#### Extracted data
START

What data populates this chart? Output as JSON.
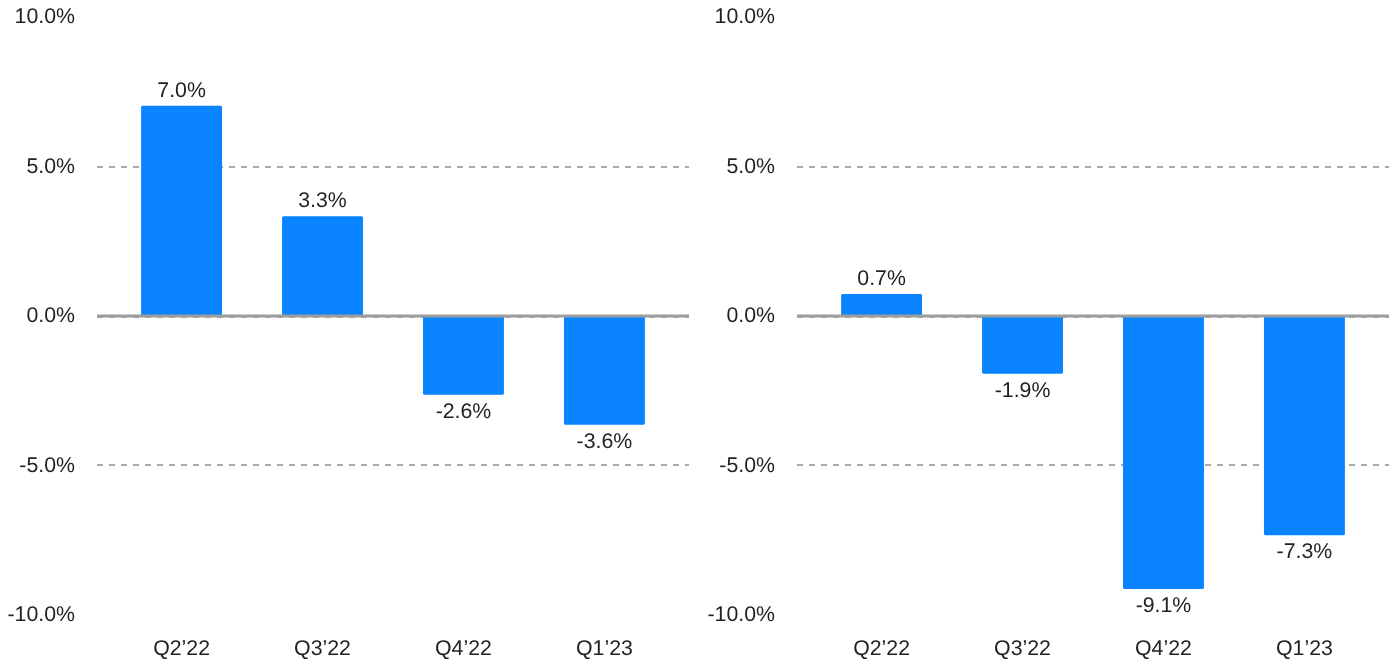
{
  "chart_data": [
    {
      "type": "bar",
      "categories": [
        "Q2’22",
        "Q3’22",
        "Q4’22",
        "Q1’23"
      ],
      "values": [
        7.0,
        3.3,
        -2.6,
        -3.6
      ],
      "value_labels": [
        "7.0%",
        "3.3%",
        "-2.6%",
        "-3.6%"
      ],
      "color": "#0a84ff",
      "ylim": [
        -10,
        10
      ],
      "yticks": [
        {
          "value": -10,
          "label": "-10.0%"
        },
        {
          "value": -5,
          "label": "-5.0%"
        },
        {
          "value": 0,
          "label": "0.0%"
        },
        {
          "value": 5,
          "label": "5.0%"
        },
        {
          "value": 10,
          "label": "10.0%"
        }
      ],
      "grid": "y",
      "ref_lines": [
        {
          "axis": "y",
          "value": 0,
          "color": "#9e9e9e",
          "line_style": "solid"
        }
      ]
    },
    {
      "type": "bar",
      "categories": [
        "Q2’22",
        "Q3’22",
        "Q4’22",
        "Q1’23"
      ],
      "values": [
        0.7,
        -1.9,
        -9.1,
        -7.3
      ],
      "value_labels": [
        "0.7%",
        "-1.9%",
        "-9.1%",
        "-7.3%"
      ],
      "color": "#0a84ff",
      "ylim": [
        -10,
        10
      ],
      "yticks": [
        {
          "value": -10,
          "label": "-10.0%"
        },
        {
          "value": -5,
          "label": "-5.0%"
        },
        {
          "value": 0,
          "label": "0.0%"
        },
        {
          "value": 5,
          "label": "5.0%"
        },
        {
          "value": 10,
          "label": "10.0%"
        }
      ],
      "grid": "y",
      "ref_lines": [
        {
          "axis": "y",
          "value": 0,
          "color": "#9e9e9e",
          "line_style": "solid"
        }
      ]
    }
  ]
}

END

#### Exercise details
All the records above need to be given again word for word. Skip the pictures.

#### Exercise answer
What data populates this chart? Output as JSON.
{
  "chart_data": [
    {
      "type": "bar",
      "categories": [
        "Q2’22",
        "Q3’22",
        "Q4’22",
        "Q1’23"
      ],
      "values": [
        7.0,
        3.3,
        -2.6,
        -3.6
      ],
      "value_labels": [
        "7.0%",
        "3.3%",
        "-2.6%",
        "-3.6%"
      ],
      "color": "#0a84ff",
      "ylim": [
        -10,
        10
      ],
      "yticks": [
        {
          "value": -10,
          "label": "-10.0%"
        },
        {
          "value": -5,
          "label": "-5.0%"
        },
        {
          "value": 0,
          "label": "0.0%"
        },
        {
          "value": 5,
          "label": "5.0%"
        },
        {
          "value": 10,
          "label": "10.0%"
        }
      ],
      "grid": "y",
      "ref_lines": [
        {
          "axis": "y",
          "value": 0,
          "color": "#9e9e9e",
          "line_style": "solid"
        }
      ]
    },
    {
      "type": "bar",
      "categories": [
        "Q2’22",
        "Q3’22",
        "Q4’22",
        "Q1’23"
      ],
      "values": [
        0.7,
        -1.9,
        -9.1,
        -7.3
      ],
      "value_labels": [
        "0.7%",
        "-1.9%",
        "-9.1%",
        "-7.3%"
      ],
      "color": "#0a84ff",
      "ylim": [
        -10,
        10
      ],
      "yticks": [
        {
          "value": -10,
          "label": "-10.0%"
        },
        {
          "value": -5,
          "label": "-5.0%"
        },
        {
          "value": 0,
          "label": "0.0%"
        },
        {
          "value": 5,
          "label": "5.0%"
        },
        {
          "value": 10,
          "label": "10.0%"
        }
      ],
      "grid": "y",
      "ref_lines": [
        {
          "axis": "y",
          "value": 0,
          "color": "#9e9e9e",
          "line_style": "solid"
        }
      ]
    }
  ]
}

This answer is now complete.